What you need to do - In the material below, count the lines with the word "this" and state that number only.

* BEGIN *

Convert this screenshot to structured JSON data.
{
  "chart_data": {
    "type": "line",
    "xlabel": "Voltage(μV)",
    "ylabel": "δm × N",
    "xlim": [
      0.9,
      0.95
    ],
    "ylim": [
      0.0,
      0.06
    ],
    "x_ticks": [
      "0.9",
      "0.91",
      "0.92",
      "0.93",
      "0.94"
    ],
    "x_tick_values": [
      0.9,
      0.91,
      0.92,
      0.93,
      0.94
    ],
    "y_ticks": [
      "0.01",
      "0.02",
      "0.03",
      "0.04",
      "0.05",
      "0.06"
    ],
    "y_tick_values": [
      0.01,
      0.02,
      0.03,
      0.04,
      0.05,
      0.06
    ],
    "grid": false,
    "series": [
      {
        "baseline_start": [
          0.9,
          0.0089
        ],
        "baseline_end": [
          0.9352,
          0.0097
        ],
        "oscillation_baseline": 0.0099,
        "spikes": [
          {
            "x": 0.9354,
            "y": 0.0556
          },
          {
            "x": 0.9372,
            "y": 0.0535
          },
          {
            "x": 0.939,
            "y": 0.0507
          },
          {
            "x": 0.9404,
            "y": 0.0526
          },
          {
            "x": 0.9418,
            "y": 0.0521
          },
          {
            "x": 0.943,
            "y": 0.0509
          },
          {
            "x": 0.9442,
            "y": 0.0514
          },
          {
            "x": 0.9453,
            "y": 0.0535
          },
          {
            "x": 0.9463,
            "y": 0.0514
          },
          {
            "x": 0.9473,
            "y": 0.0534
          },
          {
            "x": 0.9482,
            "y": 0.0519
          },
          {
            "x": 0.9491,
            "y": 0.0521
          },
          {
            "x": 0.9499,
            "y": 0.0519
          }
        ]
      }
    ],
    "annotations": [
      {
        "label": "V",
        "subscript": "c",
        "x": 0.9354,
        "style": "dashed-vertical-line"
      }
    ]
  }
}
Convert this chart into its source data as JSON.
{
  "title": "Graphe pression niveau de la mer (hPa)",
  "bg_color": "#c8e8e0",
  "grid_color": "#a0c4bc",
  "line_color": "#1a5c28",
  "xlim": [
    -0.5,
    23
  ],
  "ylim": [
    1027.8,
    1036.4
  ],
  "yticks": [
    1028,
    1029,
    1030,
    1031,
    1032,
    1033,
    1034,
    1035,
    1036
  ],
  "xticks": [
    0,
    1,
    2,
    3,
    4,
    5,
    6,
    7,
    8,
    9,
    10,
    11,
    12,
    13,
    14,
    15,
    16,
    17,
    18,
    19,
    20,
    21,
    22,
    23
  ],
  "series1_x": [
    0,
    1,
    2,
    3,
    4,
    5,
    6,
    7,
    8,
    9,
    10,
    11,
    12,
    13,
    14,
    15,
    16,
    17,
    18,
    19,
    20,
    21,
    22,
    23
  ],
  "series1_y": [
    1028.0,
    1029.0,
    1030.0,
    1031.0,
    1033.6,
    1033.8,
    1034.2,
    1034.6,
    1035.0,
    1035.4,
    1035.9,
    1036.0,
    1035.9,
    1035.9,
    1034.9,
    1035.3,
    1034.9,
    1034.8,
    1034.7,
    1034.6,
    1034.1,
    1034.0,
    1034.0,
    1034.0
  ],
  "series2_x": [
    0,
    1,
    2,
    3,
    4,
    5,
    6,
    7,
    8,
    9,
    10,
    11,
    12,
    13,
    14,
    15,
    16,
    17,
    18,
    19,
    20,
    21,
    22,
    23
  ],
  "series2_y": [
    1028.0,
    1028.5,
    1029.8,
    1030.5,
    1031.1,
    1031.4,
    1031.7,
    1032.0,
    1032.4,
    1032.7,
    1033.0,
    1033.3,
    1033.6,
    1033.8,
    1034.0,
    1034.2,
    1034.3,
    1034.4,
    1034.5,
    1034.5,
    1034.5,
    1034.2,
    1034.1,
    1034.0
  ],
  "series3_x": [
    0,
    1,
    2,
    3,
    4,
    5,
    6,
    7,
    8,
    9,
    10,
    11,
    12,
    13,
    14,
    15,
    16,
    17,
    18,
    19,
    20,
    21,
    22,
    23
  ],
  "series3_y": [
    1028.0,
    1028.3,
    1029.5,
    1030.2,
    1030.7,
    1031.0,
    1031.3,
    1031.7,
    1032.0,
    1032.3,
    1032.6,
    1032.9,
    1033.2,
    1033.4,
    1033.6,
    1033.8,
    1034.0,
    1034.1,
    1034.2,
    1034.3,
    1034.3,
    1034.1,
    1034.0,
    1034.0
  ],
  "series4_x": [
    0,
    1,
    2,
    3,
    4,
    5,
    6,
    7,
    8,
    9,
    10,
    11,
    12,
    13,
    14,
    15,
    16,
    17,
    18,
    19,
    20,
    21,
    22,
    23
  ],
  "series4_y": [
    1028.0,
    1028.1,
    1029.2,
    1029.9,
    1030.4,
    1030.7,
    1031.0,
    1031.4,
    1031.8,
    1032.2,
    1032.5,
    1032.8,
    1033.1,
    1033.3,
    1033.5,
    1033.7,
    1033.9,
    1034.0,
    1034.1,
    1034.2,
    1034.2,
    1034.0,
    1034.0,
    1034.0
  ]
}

* END *

Reply to the task - 2